» **WHAT YOU SHOULD DO**:
Transcribe the records verbatim, from their start through the line that contains "- header: Latest", with both ends included.

» **Extracted records**:
◇ ◇ ◇ ◇ ◇
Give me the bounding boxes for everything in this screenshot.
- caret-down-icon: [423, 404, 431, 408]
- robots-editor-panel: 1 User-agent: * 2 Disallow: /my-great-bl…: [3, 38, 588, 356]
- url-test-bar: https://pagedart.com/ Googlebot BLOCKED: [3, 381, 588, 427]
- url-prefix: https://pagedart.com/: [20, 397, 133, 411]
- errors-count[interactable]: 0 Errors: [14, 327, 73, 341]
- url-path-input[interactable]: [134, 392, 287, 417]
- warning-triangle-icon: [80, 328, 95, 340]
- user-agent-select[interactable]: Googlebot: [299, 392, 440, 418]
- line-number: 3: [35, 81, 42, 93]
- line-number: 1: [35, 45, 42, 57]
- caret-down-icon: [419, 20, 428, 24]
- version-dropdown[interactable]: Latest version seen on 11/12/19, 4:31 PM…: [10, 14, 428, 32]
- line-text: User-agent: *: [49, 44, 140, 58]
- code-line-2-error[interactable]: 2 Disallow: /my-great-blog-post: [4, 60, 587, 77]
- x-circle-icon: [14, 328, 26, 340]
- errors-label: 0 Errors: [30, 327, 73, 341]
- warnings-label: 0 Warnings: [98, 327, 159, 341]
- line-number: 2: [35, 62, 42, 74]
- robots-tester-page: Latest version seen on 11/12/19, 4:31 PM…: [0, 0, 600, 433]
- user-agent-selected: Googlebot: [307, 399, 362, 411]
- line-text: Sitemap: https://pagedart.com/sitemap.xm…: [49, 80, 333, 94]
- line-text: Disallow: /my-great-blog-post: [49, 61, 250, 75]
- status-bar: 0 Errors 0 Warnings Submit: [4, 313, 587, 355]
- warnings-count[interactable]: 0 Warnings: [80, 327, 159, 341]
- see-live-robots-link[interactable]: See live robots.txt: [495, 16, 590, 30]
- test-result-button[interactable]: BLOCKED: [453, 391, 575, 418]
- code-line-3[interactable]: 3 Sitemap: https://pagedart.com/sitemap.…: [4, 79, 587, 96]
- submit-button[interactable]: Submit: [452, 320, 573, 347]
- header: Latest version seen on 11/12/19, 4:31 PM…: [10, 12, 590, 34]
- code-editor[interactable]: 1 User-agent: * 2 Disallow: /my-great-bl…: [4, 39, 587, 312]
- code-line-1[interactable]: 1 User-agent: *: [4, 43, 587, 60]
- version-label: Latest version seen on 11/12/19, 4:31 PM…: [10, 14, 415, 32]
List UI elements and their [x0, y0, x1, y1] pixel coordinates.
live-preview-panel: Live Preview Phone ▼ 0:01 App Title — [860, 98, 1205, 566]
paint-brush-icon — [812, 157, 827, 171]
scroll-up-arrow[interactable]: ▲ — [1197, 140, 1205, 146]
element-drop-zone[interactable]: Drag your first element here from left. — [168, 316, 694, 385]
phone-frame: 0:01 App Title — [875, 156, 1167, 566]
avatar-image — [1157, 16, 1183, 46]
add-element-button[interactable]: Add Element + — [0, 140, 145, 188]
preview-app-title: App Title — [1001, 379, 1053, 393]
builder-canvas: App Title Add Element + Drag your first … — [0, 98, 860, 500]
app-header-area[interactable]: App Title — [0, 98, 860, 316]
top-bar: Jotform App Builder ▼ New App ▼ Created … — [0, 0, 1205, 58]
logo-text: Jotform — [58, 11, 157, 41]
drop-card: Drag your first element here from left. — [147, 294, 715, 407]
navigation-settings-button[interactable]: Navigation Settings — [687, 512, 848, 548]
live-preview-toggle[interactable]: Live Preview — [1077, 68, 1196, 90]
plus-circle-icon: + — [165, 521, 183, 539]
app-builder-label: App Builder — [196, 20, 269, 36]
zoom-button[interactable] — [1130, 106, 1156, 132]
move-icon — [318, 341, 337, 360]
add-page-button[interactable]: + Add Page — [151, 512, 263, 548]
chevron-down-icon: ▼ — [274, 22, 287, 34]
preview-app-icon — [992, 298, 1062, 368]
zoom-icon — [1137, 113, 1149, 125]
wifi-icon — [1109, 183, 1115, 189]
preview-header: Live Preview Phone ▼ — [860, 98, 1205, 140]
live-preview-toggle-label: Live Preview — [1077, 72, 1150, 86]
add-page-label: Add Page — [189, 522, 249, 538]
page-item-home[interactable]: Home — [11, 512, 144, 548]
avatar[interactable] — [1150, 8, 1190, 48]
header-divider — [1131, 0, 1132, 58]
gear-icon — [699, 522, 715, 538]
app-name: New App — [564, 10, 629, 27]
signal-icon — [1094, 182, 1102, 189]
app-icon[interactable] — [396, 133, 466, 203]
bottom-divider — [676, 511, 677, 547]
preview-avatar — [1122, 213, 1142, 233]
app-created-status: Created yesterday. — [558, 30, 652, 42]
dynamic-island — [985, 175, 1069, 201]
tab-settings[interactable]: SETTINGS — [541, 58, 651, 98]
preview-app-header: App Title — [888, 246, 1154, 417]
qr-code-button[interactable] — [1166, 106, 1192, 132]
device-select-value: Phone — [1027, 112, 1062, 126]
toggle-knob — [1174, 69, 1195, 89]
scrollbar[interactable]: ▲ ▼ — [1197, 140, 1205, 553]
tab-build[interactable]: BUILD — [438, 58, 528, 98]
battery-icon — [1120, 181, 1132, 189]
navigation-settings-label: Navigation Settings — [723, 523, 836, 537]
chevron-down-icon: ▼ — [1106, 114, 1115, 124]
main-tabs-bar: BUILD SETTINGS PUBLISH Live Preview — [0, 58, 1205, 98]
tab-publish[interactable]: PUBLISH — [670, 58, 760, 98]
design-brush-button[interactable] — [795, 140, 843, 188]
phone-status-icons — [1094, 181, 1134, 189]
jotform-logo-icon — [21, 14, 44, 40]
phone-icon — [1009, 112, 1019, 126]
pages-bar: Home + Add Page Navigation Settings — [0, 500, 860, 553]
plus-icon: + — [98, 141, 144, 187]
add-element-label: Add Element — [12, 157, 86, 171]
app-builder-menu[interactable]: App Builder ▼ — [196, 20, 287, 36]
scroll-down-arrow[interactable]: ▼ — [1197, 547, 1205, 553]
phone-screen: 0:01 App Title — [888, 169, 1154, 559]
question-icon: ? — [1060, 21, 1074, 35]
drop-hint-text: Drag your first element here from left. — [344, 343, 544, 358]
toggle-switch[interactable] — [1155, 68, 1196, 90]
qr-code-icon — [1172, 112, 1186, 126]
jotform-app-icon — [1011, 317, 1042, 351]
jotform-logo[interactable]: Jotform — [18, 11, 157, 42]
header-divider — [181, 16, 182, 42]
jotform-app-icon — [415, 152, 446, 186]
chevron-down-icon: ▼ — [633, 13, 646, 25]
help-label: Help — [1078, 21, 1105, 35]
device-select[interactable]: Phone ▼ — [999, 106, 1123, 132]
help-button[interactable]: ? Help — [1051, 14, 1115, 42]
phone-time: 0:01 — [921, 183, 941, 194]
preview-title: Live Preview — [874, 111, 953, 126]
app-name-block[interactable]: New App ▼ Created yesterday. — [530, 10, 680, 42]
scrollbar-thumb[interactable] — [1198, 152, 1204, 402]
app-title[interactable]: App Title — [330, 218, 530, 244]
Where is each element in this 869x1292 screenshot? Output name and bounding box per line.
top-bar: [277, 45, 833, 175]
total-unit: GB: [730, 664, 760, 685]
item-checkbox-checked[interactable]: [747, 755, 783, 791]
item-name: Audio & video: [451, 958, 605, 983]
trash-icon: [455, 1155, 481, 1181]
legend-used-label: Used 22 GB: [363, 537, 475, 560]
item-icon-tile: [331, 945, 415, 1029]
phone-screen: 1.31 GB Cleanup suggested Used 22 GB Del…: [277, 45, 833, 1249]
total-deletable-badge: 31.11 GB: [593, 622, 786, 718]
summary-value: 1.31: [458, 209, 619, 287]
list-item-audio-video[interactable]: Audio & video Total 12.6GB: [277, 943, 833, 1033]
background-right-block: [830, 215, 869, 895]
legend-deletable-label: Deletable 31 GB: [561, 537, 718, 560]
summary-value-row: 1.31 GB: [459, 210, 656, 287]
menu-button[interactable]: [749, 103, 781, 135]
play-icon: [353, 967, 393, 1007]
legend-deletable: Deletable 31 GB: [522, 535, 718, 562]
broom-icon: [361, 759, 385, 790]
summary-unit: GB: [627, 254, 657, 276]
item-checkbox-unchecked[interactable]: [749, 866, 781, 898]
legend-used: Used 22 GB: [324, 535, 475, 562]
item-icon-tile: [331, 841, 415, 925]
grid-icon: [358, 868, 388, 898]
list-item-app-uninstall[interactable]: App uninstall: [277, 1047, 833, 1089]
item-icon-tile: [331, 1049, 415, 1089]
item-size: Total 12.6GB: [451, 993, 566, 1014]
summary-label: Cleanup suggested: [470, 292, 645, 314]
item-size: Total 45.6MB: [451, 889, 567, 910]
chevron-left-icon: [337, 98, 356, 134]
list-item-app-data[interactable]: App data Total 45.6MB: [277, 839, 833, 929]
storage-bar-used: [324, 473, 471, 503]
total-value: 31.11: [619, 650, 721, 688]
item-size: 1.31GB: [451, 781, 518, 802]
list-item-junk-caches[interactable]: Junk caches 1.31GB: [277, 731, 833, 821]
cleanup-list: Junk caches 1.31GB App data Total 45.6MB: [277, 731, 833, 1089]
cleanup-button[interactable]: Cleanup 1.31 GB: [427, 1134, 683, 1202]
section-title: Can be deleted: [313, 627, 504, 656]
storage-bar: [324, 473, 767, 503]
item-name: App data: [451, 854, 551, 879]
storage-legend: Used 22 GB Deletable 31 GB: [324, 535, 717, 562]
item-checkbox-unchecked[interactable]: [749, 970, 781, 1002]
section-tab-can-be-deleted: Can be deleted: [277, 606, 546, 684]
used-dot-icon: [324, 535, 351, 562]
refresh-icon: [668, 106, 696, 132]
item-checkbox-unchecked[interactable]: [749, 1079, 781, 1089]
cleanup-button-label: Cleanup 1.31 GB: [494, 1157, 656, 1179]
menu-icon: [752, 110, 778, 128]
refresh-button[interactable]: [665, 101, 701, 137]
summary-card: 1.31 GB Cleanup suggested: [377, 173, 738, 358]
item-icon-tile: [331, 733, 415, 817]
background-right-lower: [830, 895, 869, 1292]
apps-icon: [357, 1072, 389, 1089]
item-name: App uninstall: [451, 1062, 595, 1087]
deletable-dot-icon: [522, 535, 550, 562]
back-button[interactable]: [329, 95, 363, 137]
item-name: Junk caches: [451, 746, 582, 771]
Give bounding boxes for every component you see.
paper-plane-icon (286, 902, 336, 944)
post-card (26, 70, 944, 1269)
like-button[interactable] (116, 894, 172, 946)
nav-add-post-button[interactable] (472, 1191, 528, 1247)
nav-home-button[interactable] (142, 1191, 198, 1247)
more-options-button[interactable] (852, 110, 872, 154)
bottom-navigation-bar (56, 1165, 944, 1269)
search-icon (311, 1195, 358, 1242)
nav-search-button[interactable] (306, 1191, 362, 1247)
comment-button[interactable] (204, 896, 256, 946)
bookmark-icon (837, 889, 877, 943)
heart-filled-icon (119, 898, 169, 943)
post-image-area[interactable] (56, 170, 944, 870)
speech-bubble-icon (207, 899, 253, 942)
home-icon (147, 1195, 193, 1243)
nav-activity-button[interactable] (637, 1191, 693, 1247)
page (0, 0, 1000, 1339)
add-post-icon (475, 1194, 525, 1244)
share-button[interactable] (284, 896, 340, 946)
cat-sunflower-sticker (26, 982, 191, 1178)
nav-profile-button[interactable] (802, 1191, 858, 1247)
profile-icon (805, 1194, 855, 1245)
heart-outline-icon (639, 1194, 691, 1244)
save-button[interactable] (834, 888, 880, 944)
◇ ◇ ◇ ◇ ◇
» **ANSWER TO THE EXERCISE**:
Give me the bounding boxes for everything in this screenshot.
- caret-down-icon: [423, 404, 431, 408]
- robots-editor-panel: 1 User-agent: * 2 Disallow: /my-great-bl…: [3, 38, 588, 356]
- url-test-bar: https://pagedart.com/ Googlebot BLOCKED: [3, 381, 588, 427]
- url-prefix: https://pagedart.com/: [20, 397, 133, 411]
- errors-count[interactable]: 0 Errors: [14, 327, 73, 341]
- url-path-input[interactable]: [134, 392, 287, 417]
- warning-triangle-icon: [80, 328, 95, 340]
- user-agent-select[interactable]: Googlebot: [299, 392, 440, 418]
- line-number: 3: [35, 81, 42, 93]
- line-number: 1: [35, 45, 42, 57]
- caret-down-icon: [419, 20, 428, 24]
- version-dropdown[interactable]: Latest version seen on 11/12/19, 4:31 PM…: [10, 14, 428, 32]
- line-text: User-agent: *: [49, 44, 140, 58]
- code-line-2-error[interactable]: 2 Disallow: /my-great-blog-post: [4, 60, 587, 77]
- x-circle-icon: [14, 328, 26, 340]
- errors-label: 0 Errors: [30, 327, 73, 341]
- warnings-label: 0 Warnings: [98, 327, 159, 341]
- line-number: 2: [35, 62, 42, 74]
- robots-tester-page: Latest version seen on 11/12/19, 4:31 PM…: [0, 0, 600, 433]
- user-agent-selected: Googlebot: [307, 399, 362, 411]
- line-text: Sitemap: https://pagedart.com/sitemap.xm…: [49, 80, 333, 94]
- line-text: Disallow: /my-great-blog-post: [49, 61, 250, 75]
- status-bar: 0 Errors 0 Warnings Submit: [4, 313, 587, 355]
- warnings-count[interactable]: 0 Warnings: [80, 327, 159, 341]
- see-live-robots-link[interactable]: See live robots.txt: [495, 16, 590, 30]
- test-result-button[interactable]: BLOCKED: [453, 391, 575, 418]
- code-line-3[interactable]: 3 Sitemap: https://pagedart.com/sitemap.…: [4, 79, 587, 96]
- submit-button[interactable]: Submit: [452, 320, 573, 347]
- header: Latest version seen on 11/12/19, 4:31 PM…: [10, 12, 590, 34]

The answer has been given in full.